Given records:
____

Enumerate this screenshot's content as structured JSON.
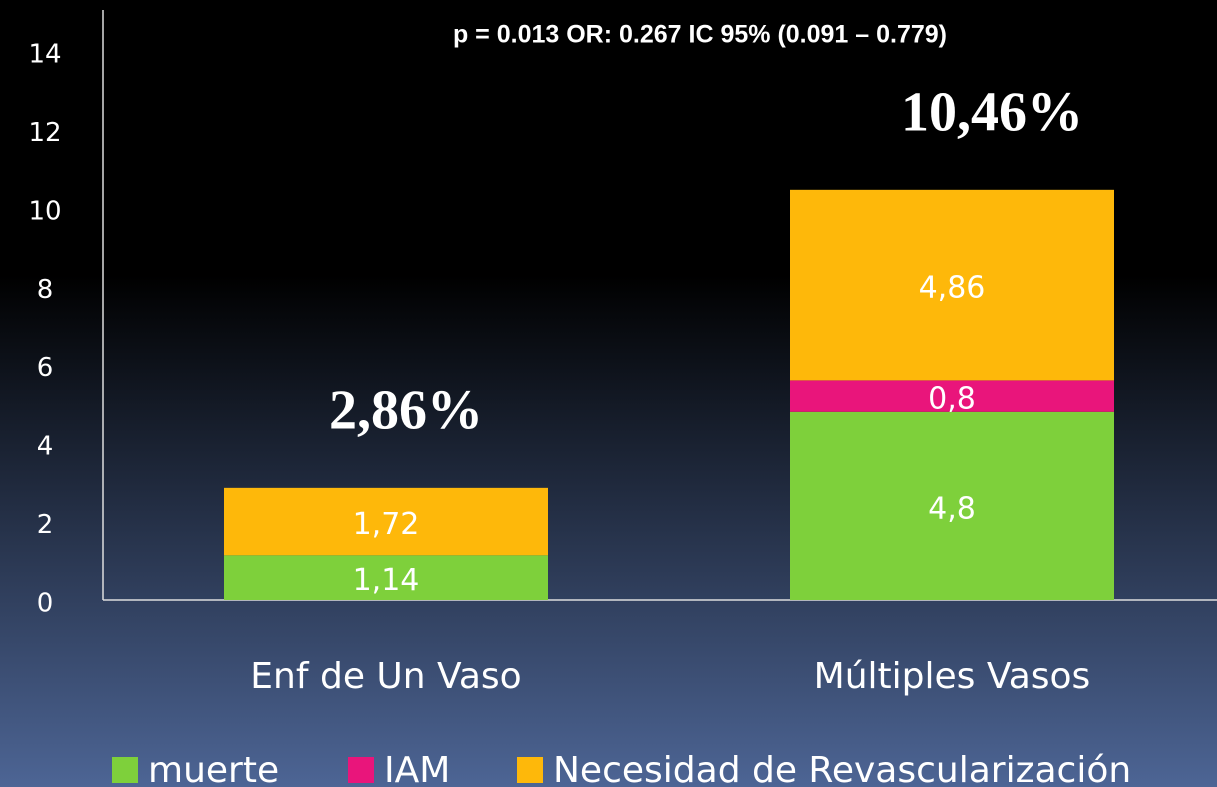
{
  "chart_data": {
    "type": "stacked_bar",
    "title": "p =  0.013  OR: 0.267  IC 95% (0.091 – 0.779)",
    "categories": [
      "Enf de Un Vaso",
      "Múltiples Vasos"
    ],
    "series": [
      {
        "name": "muerte",
        "color": "#7ed03b",
        "values": [
          1.14,
          4.8
        ],
        "value_labels": [
          "1,14",
          "4,8"
        ]
      },
      {
        "name": "IAM",
        "color": "#e9157b",
        "values": [
          null,
          0.8
        ],
        "value_labels": [
          null,
          "0,8"
        ]
      },
      {
        "name": "Necesidad de Revascularización",
        "color": "#feb80a",
        "values": [
          1.72,
          4.86
        ],
        "value_labels": [
          "1,72",
          "4,86"
        ]
      }
    ],
    "annotations": [
      "2,86%",
      "10,46%"
    ],
    "ylim": [
      0,
      14
    ],
    "yticks": [
      0,
      2,
      4,
      6,
      8,
      10,
      12,
      14
    ],
    "grid": false
  }
}
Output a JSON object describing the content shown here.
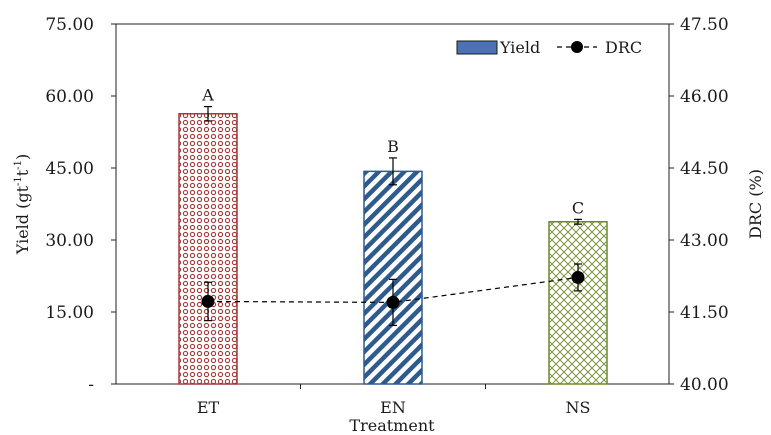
{
  "chart_data": {
    "type": "bar",
    "title": "",
    "xlabel": "Treatment",
    "categories": [
      "ET",
      "EN",
      "NS"
    ],
    "y_left": {
      "label_main": "Yield (gt",
      "label_sup1": "-1",
      "label_mid": "t",
      "label_sup2": "-1",
      "label_end": ")",
      "range": [
        0,
        75
      ],
      "tick_labels": [
        "-",
        "15.00",
        "30.00",
        "45.00",
        "60.00",
        "75.00"
      ]
    },
    "y_right": {
      "label": "DRC (%)",
      "range": [
        40,
        47.5
      ],
      "tick_labels": [
        "40.00",
        "41.50",
        "43.00",
        "44.50",
        "46.00",
        "47.50"
      ]
    },
    "series": [
      {
        "name": "Yield",
        "kind": "bar",
        "axis": "left",
        "values": [
          56.3,
          44.3,
          33.8
        ],
        "errors": [
          1.5,
          2.8,
          0.5
        ],
        "letters": [
          "A",
          "B",
          "C"
        ],
        "colors": [
          "#a23a3a",
          "#2e5a8c",
          "#6e8a2a"
        ],
        "patterns": [
          "dots",
          "diagonal-stripes",
          "crosshatch"
        ]
      },
      {
        "name": "DRC",
        "kind": "line",
        "axis": "right",
        "values": [
          41.72,
          41.7,
          42.22
        ],
        "errors": [
          0.4,
          0.48,
          0.28
        ],
        "line_style": "dashed",
        "marker": "circle",
        "color": "#000000"
      }
    ],
    "legend": {
      "position": "top-right",
      "items": [
        "Yield",
        "DRC"
      ],
      "swatch_color": "#4a72b4"
    },
    "grid": false
  }
}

____

Do this: Repeat the lines from the line containing "Output a JSON" through the end of the material above exactly, with no pictures and nothing else.

Reply:
Output a JSON object describing the content shown here.
{
  "chart_data": {
    "type": "bar",
    "title": "",
    "xlabel": "Treatment",
    "categories": [
      "ET",
      "EN",
      "NS"
    ],
    "y_left": {
      "label_main": "Yield (gt",
      "label_sup1": "-1",
      "label_mid": "t",
      "label_sup2": "-1",
      "label_end": ")",
      "range": [
        0,
        75
      ],
      "tick_labels": [
        "-",
        "15.00",
        "30.00",
        "45.00",
        "60.00",
        "75.00"
      ]
    },
    "y_right": {
      "label": "DRC (%)",
      "range": [
        40,
        47.5
      ],
      "tick_labels": [
        "40.00",
        "41.50",
        "43.00",
        "44.50",
        "46.00",
        "47.50"
      ]
    },
    "series": [
      {
        "name": "Yield",
        "kind": "bar",
        "axis": "left",
        "values": [
          56.3,
          44.3,
          33.8
        ],
        "errors": [
          1.5,
          2.8,
          0.5
        ],
        "letters": [
          "A",
          "B",
          "C"
        ],
        "colors": [
          "#a23a3a",
          "#2e5a8c",
          "#6e8a2a"
        ],
        "patterns": [
          "dots",
          "diagonal-stripes",
          "crosshatch"
        ]
      },
      {
        "name": "DRC",
        "kind": "line",
        "axis": "right",
        "values": [
          41.72,
          41.7,
          42.22
        ],
        "errors": [
          0.4,
          0.48,
          0.28
        ],
        "line_style": "dashed",
        "marker": "circle",
        "color": "#000000"
      }
    ],
    "legend": {
      "position": "top-right",
      "items": [
        "Yield",
        "DRC"
      ],
      "swatch_color": "#4a72b4"
    },
    "grid": false
  }
}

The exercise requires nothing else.